▸ **TASK MATERIAL**
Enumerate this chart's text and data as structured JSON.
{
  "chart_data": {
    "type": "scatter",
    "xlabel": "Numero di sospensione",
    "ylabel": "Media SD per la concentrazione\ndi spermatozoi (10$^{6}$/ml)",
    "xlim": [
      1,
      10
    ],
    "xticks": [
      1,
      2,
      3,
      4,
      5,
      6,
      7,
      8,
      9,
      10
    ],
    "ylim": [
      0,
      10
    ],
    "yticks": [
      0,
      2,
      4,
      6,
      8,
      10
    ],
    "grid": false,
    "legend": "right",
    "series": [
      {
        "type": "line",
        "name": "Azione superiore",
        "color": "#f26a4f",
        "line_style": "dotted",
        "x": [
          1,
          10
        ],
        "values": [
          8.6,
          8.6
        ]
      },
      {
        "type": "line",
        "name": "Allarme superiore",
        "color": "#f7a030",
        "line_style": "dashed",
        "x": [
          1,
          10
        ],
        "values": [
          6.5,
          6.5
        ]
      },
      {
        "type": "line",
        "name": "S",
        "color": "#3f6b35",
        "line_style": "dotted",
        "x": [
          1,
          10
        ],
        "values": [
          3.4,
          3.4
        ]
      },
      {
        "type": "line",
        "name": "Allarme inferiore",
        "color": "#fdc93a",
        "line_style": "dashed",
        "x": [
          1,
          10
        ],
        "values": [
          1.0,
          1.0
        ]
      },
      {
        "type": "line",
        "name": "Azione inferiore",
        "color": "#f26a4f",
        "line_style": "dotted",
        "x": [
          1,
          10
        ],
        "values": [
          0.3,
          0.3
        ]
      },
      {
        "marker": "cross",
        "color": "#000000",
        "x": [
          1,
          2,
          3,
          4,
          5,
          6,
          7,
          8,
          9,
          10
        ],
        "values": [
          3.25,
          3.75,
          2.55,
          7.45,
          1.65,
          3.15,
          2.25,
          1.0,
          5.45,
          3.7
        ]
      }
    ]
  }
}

▸ **WORK REQUIRED**
Copy out the full listing exactly.

▸ **TASK OUTPUT**
Enumerate this chart's text and data as structured JSON.
{
  "chart_data": {
    "type": "scatter",
    "xlabel": "Numero di sospensione",
    "ylabel": "Media SD per la concentrazione\ndi spermatozoi (10$^{6}$/ml)",
    "xlim": [
      1,
      10
    ],
    "xticks": [
      1,
      2,
      3,
      4,
      5,
      6,
      7,
      8,
      9,
      10
    ],
    "ylim": [
      0,
      10
    ],
    "yticks": [
      0,
      2,
      4,
      6,
      8,
      10
    ],
    "grid": false,
    "legend": "right",
    "series": [
      {
        "type": "line",
        "name": "Azione superiore",
        "color": "#f26a4f",
        "line_style": "dotted",
        "x": [
          1,
          10
        ],
        "values": [
          8.6,
          8.6
        ]
      },
      {
        "type": "line",
        "name": "Allarme superiore",
        "color": "#f7a030",
        "line_style": "dashed",
        "x": [
          1,
          10
        ],
        "values": [
          6.5,
          6.5
        ]
      },
      {
        "type": "line",
        "name": "S",
        "color": "#3f6b35",
        "line_style": "dotted",
        "x": [
          1,
          10
        ],
        "values": [
          3.4,
          3.4
        ]
      },
      {
        "type": "line",
        "name": "Allarme inferiore",
        "color": "#fdc93a",
        "line_style": "dashed",
        "x": [
          1,
          10
        ],
        "values": [
          1.0,
          1.0
        ]
      },
      {
        "type": "line",
        "name": "Azione inferiore",
        "color": "#f26a4f",
        "line_style": "dotted",
        "x": [
          1,
          10
        ],
        "values": [
          0.3,
          0.3
        ]
      },
      {
        "marker": "cross",
        "color": "#000000",
        "x": [
          1,
          2,
          3,
          4,
          5,
          6,
          7,
          8,
          9,
          10
        ],
        "values": [
          3.25,
          3.75,
          2.55,
          7.45,
          1.65,
          3.15,
          2.25,
          1.0,
          5.45,
          3.7
        ]
      }
    ]
  }
}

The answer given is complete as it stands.